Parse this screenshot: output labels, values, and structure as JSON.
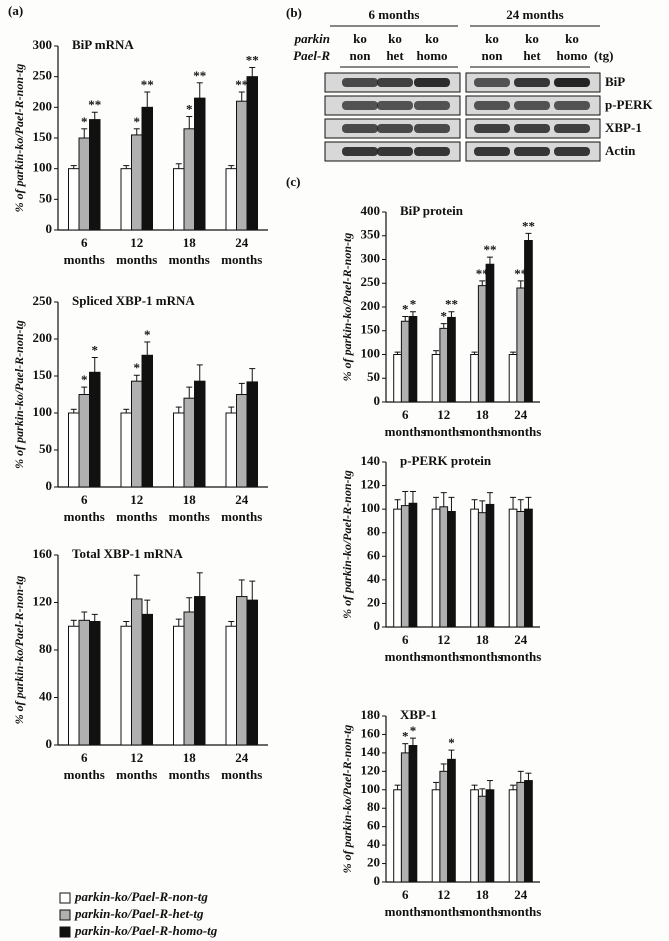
{
  "panel_labels": [
    "(a)",
    "(b)",
    "(c)"
  ],
  "blot": {
    "groups": [
      "6 months",
      "24 months"
    ],
    "row_labels": [
      "parkin",
      "Pael-R"
    ],
    "parkin": [
      "ko",
      "ko",
      "ko",
      "ko",
      "ko",
      "ko"
    ],
    "pael_r": [
      "non",
      "het",
      "homo",
      "non",
      "het",
      "homo"
    ],
    "unit": "(tg)",
    "bands": [
      "BiP",
      "p-PERK",
      "XBP-1",
      "Actin"
    ]
  },
  "chart_data": [
    {
      "type": "bar",
      "title": "BiP mRNA",
      "ylabel": "% of parkin-ko/Pael-R-non-tg",
      "categories": [
        "6",
        "12",
        "18",
        "24"
      ],
      "category_unit": "months",
      "ylim": [
        0,
        300
      ],
      "yticks": [
        0,
        50,
        100,
        150,
        200,
        250,
        300
      ],
      "series": [
        {
          "name": "parkin-ko/Pael-R-non-tg",
          "color": "#ffffff",
          "values": [
            100,
            100,
            100,
            100
          ],
          "errors": [
            5,
            5,
            8,
            5
          ],
          "stars": [
            null,
            null,
            null,
            null
          ]
        },
        {
          "name": "parkin-ko/Pael-R-het-tg",
          "color": "#b0b0b0",
          "values": [
            150,
            155,
            165,
            210
          ],
          "errors": [
            15,
            10,
            20,
            15
          ],
          "stars": [
            "*",
            "*",
            "*",
            "**"
          ]
        },
        {
          "name": "parkin-ko/Pael-R-homo-tg",
          "color": "#111111",
          "values": [
            180,
            200,
            215,
            250
          ],
          "errors": [
            12,
            25,
            25,
            15
          ],
          "stars": [
            "**",
            "**",
            "**",
            "**"
          ]
        }
      ]
    },
    {
      "type": "bar",
      "title": "Spliced XBP-1 mRNA",
      "ylabel": "% of parkin-ko/Pael-R-non-tg",
      "categories": [
        "6",
        "12",
        "18",
        "24"
      ],
      "category_unit": "months",
      "ylim": [
        0,
        250
      ],
      "yticks": [
        0,
        50,
        100,
        150,
        200,
        250
      ],
      "series": [
        {
          "color": "#ffffff",
          "values": [
            100,
            100,
            100,
            100
          ],
          "errors": [
            5,
            5,
            8,
            8
          ],
          "stars": [
            null,
            null,
            null,
            null
          ]
        },
        {
          "color": "#b0b0b0",
          "values": [
            125,
            143,
            120,
            125
          ],
          "errors": [
            10,
            8,
            15,
            15
          ],
          "stars": [
            "*",
            "*",
            null,
            null
          ]
        },
        {
          "color": "#111111",
          "values": [
            155,
            178,
            143,
            142
          ],
          "errors": [
            20,
            18,
            22,
            18
          ],
          "stars": [
            "*",
            "*",
            null,
            null
          ]
        }
      ]
    },
    {
      "type": "bar",
      "title": "Total XBP-1 mRNA",
      "ylabel": "% of parkin-ko/Pael-R-non-tg",
      "categories": [
        "6",
        "12",
        "18",
        "24"
      ],
      "category_unit": "months",
      "ylim": [
        0,
        160
      ],
      "yticks": [
        0,
        40,
        80,
        120,
        160
      ],
      "series": [
        {
          "color": "#ffffff",
          "values": [
            100,
            100,
            100,
            100
          ],
          "errors": [
            5,
            4,
            6,
            4
          ],
          "stars": [
            null,
            null,
            null,
            null
          ]
        },
        {
          "color": "#b0b0b0",
          "values": [
            105,
            123,
            112,
            125
          ],
          "errors": [
            7,
            20,
            12,
            14
          ],
          "stars": [
            null,
            null,
            null,
            null
          ]
        },
        {
          "color": "#111111",
          "values": [
            104,
            110,
            125,
            122
          ],
          "errors": [
            6,
            12,
            20,
            16
          ],
          "stars": [
            null,
            null,
            null,
            null
          ]
        }
      ]
    },
    {
      "type": "bar",
      "title": "BiP protein",
      "ylabel": "% of parkin-ko/Pael-R-non-tg",
      "categories": [
        "6",
        "12",
        "18",
        "24"
      ],
      "category_unit": "months",
      "ylim": [
        0,
        400
      ],
      "yticks": [
        0,
        50,
        100,
        150,
        200,
        250,
        300,
        350,
        400
      ],
      "series": [
        {
          "color": "#ffffff",
          "values": [
            100,
            100,
            100,
            100
          ],
          "errors": [
            5,
            8,
            5,
            5
          ],
          "stars": [
            null,
            null,
            null,
            null
          ]
        },
        {
          "color": "#b0b0b0",
          "values": [
            170,
            155,
            245,
            240
          ],
          "errors": [
            10,
            10,
            10,
            15
          ],
          "stars": [
            "*",
            "*",
            "**",
            "**"
          ]
        },
        {
          "color": "#111111",
          "values": [
            180,
            178,
            290,
            340
          ],
          "errors": [
            10,
            12,
            15,
            15
          ],
          "stars": [
            "*",
            "**",
            "**",
            "**"
          ]
        }
      ]
    },
    {
      "type": "bar",
      "title": "p-PERK protein",
      "ylabel": "% of parkin-ko/Pael-R-non-tg",
      "categories": [
        "6",
        "12",
        "18",
        "24"
      ],
      "category_unit": "months",
      "ylim": [
        0,
        140
      ],
      "yticks": [
        0,
        20,
        40,
        60,
        80,
        100,
        120,
        140
      ],
      "series": [
        {
          "color": "#ffffff",
          "values": [
            100,
            100,
            100,
            100
          ],
          "errors": [
            8,
            10,
            8,
            10
          ],
          "stars": [
            null,
            null,
            null,
            null
          ]
        },
        {
          "color": "#b0b0b0",
          "values": [
            103,
            102,
            97,
            98
          ],
          "errors": [
            12,
            12,
            10,
            10
          ],
          "stars": [
            null,
            null,
            null,
            null
          ]
        },
        {
          "color": "#111111",
          "values": [
            105,
            98,
            104,
            100
          ],
          "errors": [
            10,
            12,
            10,
            10
          ],
          "stars": [
            null,
            null,
            null,
            null
          ]
        }
      ]
    },
    {
      "type": "bar",
      "title": "XBP-1",
      "ylabel": "% of parkin-ko/Pael-R-non-tg",
      "categories": [
        "6",
        "12",
        "18",
        "24"
      ],
      "category_unit": "months",
      "ylim": [
        0,
        180
      ],
      "yticks": [
        0,
        20,
        40,
        60,
        80,
        100,
        120,
        140,
        160,
        180
      ],
      "series": [
        {
          "color": "#ffffff",
          "values": [
            100,
            100,
            100,
            100
          ],
          "errors": [
            5,
            8,
            5,
            5
          ],
          "stars": [
            null,
            null,
            null,
            null
          ]
        },
        {
          "color": "#b0b0b0",
          "values": [
            140,
            120,
            93,
            108
          ],
          "errors": [
            10,
            8,
            8,
            12
          ],
          "stars": [
            "*",
            null,
            null,
            null
          ]
        },
        {
          "color": "#111111",
          "values": [
            148,
            133,
            100,
            110
          ],
          "errors": [
            8,
            10,
            10,
            8
          ],
          "stars": [
            "*",
            "*",
            null,
            null
          ]
        }
      ]
    }
  ]
}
:::
Problem: Each line of the entries where the string "mRNA" occurs should be shown.

Result of this exercise:
      "title": "BiP mRNA",
      "title": "Spliced XBP-1 mRNA",
      "title": "Total XBP-1 mRNA",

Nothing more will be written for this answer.